Problem to work on => Copy each line that holds "JSON".

Given records =>
--- BEGIN ---

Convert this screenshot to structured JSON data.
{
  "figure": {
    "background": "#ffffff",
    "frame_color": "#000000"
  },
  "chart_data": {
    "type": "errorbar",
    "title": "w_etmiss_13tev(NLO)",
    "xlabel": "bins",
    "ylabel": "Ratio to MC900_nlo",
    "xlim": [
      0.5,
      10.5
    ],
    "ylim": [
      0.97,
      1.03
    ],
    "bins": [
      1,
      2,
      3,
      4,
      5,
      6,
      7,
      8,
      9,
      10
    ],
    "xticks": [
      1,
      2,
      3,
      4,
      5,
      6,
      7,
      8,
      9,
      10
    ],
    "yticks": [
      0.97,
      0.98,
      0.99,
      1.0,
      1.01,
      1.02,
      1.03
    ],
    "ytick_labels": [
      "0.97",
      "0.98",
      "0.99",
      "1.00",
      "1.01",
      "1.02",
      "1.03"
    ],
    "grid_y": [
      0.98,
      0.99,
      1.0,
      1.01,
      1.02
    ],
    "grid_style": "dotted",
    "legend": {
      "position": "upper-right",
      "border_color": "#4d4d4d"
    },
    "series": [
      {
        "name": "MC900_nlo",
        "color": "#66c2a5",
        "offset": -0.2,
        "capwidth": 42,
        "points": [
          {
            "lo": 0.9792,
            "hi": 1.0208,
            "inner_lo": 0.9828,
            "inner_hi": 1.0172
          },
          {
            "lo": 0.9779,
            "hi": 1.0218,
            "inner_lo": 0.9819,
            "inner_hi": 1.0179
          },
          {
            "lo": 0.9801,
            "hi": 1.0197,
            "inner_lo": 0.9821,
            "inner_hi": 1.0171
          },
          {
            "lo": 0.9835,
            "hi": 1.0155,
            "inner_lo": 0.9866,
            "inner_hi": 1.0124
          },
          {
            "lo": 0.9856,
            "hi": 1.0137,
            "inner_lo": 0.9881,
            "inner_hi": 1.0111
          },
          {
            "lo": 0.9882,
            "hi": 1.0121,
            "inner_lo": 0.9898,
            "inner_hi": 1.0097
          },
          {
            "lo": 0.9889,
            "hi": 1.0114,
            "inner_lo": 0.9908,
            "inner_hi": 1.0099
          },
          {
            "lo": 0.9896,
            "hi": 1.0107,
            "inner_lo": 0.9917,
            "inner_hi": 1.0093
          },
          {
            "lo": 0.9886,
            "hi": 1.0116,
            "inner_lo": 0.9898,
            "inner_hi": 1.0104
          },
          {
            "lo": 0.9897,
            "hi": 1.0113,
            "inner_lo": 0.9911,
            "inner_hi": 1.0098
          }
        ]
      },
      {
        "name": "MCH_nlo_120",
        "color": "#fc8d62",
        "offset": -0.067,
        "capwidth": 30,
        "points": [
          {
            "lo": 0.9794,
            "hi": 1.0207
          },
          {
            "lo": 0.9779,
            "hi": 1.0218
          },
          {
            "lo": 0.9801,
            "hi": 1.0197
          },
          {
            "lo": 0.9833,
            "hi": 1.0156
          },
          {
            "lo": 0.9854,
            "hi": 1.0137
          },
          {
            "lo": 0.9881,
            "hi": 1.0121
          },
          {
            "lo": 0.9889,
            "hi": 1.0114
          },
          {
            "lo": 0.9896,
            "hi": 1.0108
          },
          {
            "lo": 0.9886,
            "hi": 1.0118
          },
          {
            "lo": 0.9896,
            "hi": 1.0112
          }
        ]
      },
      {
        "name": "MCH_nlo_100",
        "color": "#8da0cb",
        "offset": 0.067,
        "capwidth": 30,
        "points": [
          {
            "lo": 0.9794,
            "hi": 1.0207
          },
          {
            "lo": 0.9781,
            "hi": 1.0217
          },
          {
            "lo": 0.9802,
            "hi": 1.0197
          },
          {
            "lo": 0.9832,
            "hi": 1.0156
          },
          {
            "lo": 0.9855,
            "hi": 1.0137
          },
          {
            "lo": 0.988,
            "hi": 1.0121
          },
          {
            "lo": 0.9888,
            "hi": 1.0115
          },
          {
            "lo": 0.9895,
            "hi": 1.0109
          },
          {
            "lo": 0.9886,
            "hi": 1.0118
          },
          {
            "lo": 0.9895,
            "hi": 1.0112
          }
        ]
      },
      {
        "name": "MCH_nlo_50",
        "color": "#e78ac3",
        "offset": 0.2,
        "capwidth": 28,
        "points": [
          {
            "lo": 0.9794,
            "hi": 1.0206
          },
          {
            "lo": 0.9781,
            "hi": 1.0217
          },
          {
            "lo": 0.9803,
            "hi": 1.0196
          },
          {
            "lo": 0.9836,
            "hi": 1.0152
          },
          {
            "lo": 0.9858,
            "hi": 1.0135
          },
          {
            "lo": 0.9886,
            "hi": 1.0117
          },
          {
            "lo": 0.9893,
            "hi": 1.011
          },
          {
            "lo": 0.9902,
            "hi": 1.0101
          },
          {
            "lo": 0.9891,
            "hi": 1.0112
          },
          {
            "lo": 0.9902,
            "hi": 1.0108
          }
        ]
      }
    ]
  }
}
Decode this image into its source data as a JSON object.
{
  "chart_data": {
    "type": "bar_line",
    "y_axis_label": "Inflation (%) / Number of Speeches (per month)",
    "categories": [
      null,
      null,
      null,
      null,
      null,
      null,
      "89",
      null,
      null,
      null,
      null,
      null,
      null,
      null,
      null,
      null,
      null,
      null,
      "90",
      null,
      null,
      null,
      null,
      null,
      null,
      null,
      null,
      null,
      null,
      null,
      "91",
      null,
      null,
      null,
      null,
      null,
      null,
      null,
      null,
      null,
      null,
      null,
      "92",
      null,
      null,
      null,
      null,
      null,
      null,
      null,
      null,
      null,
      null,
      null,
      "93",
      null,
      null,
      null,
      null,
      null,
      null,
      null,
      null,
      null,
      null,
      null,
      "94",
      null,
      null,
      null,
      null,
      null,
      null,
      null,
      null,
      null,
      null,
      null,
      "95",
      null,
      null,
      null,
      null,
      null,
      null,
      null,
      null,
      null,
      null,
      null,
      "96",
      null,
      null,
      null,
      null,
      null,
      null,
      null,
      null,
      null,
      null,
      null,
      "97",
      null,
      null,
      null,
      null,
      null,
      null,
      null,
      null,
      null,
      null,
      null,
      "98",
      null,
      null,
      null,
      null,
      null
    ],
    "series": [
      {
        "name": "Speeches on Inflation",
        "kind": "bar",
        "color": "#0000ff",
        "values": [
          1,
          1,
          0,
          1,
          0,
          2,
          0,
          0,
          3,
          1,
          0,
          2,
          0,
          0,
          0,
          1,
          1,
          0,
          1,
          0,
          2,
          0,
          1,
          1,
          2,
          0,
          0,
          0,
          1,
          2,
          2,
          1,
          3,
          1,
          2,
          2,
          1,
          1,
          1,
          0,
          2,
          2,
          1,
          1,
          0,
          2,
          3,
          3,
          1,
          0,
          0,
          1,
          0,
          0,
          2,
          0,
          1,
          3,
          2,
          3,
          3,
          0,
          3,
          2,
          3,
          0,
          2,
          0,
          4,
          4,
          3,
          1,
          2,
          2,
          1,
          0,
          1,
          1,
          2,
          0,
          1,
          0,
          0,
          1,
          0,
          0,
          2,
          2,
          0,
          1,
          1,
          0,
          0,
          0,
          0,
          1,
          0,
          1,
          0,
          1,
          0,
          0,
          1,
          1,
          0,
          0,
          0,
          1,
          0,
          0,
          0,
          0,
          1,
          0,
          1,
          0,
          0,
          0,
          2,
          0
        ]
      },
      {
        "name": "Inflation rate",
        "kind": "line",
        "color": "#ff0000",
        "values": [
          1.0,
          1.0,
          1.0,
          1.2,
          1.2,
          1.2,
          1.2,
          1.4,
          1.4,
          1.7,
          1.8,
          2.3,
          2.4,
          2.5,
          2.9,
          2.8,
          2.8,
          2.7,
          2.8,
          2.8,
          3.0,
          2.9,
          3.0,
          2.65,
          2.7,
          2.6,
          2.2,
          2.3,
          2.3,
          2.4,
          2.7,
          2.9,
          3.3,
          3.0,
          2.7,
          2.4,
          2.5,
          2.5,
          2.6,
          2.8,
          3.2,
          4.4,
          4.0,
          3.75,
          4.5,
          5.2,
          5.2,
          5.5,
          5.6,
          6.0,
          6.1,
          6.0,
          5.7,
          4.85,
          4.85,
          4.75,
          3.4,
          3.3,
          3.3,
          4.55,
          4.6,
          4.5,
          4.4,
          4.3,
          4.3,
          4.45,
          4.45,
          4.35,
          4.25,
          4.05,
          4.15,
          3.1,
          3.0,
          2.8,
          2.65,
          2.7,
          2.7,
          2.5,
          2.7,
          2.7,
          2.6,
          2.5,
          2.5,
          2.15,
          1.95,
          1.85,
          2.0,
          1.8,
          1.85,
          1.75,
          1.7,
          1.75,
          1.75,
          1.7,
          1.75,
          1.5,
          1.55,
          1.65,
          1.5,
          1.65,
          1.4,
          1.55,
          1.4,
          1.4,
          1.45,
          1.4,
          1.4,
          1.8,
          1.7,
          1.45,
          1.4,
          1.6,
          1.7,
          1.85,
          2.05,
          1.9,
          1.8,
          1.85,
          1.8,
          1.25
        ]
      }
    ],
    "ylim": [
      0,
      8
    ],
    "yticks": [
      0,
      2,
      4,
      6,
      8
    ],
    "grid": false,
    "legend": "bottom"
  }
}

--- END ---

Exercise answer =>
Convert this screenshot to structured JSON data.
Decode this image into its source data as a JSON object.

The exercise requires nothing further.